— START OF QUOTED PASSAGE —
UNESCO World Heritage Site
- Designated: 1999
- Part of: Archaeological Sites of Mycenae and Tiryns
- Reference no.: 941

= Kato Phournos tholos =

Bronze Age tholos tomb at Mycenae, Greece

The Kato Phournos tholos (Note: Κάτω Φούρνος. The tomb was initially named the "Oleander Tomb" by its British excavators. The name "Kato Phournos", as with that of the nearby Epano Phournos (lit. 'Upper Lime-Kiln'), originated from the mistaken identification of the tomb's ruins for a lime-kiln.) is a Mycenaean tholos tomb at the Bronze Age site of Mycenae in southern Greece. It is one of the earliest tholos tombs (tholoi) at the site, dating to the Late Helladic IIA period (c. 1635/1600). Like other examples of the type, it consisted of a round burial chamber surmounted by a corbelled roof, itself entered by a narrow rectangular passage known as the dromos. It is situated on the west side of the Panagia Ridge, approximately 600 m west of the settlement.
— END OF QUOTED PASSAGE —
— START OF DATA RECORDS —
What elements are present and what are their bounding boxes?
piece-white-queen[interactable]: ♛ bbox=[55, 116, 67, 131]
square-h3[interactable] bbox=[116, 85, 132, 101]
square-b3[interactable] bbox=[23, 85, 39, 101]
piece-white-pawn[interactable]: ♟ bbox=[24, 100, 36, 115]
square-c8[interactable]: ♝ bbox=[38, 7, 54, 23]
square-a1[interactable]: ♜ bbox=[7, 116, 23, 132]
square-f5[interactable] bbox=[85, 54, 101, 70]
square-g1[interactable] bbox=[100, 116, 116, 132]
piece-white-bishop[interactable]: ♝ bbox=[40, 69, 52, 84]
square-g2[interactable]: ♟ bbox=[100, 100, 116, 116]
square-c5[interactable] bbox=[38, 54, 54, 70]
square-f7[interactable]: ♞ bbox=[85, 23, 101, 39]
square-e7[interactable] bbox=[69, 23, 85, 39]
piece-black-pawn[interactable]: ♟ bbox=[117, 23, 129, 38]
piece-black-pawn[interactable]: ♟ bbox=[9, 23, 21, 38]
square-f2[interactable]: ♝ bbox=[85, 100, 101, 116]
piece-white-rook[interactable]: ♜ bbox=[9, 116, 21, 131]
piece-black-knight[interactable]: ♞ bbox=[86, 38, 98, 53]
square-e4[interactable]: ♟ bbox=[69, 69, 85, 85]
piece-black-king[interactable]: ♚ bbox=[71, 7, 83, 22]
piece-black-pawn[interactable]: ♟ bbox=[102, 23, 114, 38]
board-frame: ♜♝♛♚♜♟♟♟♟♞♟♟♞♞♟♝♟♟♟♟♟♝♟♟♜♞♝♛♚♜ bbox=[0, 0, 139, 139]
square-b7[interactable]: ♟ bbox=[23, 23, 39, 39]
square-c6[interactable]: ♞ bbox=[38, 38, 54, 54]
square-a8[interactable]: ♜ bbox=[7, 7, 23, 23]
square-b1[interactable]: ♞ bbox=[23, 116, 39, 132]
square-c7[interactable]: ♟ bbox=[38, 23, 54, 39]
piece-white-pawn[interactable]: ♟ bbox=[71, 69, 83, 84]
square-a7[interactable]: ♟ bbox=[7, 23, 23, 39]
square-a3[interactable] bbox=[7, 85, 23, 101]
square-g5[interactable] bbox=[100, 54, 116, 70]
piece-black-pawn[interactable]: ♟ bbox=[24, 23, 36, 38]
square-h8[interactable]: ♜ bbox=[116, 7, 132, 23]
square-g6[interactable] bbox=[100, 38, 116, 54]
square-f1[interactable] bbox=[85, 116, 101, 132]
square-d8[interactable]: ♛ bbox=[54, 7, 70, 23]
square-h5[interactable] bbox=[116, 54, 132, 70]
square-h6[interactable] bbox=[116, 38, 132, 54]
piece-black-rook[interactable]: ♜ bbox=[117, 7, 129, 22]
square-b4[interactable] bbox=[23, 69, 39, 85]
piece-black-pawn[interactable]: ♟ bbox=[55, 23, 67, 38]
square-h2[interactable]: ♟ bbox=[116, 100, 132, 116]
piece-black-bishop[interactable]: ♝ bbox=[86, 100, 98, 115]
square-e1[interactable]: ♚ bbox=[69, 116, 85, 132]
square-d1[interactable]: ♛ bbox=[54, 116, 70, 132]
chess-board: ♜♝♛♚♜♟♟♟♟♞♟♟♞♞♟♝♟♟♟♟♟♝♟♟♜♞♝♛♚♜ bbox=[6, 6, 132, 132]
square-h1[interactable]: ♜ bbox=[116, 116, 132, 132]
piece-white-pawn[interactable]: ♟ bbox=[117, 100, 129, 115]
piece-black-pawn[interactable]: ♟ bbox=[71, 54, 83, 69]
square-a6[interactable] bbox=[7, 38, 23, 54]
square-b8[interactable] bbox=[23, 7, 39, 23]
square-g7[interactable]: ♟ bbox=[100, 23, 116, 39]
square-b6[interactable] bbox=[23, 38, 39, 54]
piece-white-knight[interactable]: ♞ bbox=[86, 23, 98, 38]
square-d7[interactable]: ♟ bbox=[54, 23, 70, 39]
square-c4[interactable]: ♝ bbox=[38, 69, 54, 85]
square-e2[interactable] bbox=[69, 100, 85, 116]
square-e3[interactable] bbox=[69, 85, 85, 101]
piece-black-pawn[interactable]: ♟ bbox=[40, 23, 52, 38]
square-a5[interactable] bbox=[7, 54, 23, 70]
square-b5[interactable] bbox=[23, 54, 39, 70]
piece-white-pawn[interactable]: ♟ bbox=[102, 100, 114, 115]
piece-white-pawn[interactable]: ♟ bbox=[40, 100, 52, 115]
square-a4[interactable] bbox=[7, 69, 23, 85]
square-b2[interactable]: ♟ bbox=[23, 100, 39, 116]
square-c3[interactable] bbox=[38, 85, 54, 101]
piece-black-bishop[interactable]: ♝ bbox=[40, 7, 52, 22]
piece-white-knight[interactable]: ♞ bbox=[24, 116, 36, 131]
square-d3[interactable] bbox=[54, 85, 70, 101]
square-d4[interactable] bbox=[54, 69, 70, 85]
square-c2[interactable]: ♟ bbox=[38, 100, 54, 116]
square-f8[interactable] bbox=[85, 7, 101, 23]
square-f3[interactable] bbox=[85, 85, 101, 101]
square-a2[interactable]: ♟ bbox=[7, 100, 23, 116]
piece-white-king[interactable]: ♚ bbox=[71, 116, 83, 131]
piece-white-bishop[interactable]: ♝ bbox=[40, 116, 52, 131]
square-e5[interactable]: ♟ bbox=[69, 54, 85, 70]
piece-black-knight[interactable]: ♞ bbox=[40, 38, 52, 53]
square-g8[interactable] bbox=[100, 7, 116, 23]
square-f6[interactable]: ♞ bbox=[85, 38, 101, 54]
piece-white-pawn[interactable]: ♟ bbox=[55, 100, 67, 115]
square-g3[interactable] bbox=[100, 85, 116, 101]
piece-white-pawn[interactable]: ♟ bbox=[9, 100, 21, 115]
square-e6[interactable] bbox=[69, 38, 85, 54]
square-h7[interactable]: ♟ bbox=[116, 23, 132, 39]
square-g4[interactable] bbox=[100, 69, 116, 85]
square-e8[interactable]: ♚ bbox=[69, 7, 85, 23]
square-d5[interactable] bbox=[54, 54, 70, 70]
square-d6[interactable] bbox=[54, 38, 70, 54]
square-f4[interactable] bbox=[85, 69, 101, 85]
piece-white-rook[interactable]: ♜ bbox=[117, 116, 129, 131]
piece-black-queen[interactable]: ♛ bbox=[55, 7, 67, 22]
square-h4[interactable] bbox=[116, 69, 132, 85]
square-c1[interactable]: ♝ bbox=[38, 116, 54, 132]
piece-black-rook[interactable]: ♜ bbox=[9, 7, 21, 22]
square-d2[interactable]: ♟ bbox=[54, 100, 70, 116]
— END OF DATA RECORDS —
Retype the section of the Kato Phournos tholos article that begins at the words "The Kato Phournos" and stops after "of the settlement.".

FULL RESPONSE:
The Kato Phournos tholos (Note: Κάτω Φούρνος. The tomb was initially named the "Oleander Tomb" by its British excavators. The name "Kato Phournos", as with that of the nearby Epano Phournos (lit. 'Upper Lime-Kiln'), originated from the mistaken identification of the tomb's ruins for a lime-kiln.) is a Mycenaean tholos tomb at the Bronze Age site of Mycenae in southern Greece. It is one of the earliest tholos tombs (tholoi) at the site, dating to the Late Helladic IIA period (c. 1635/1600). Like other examples of the type, it consisted of a round burial chamber surmounted by a corbelled roof, itself entered by a narrow rectangular passage known as the dromos. It is situated on the west side of the Panagia Ridge, approximately 600 m west of the settlement.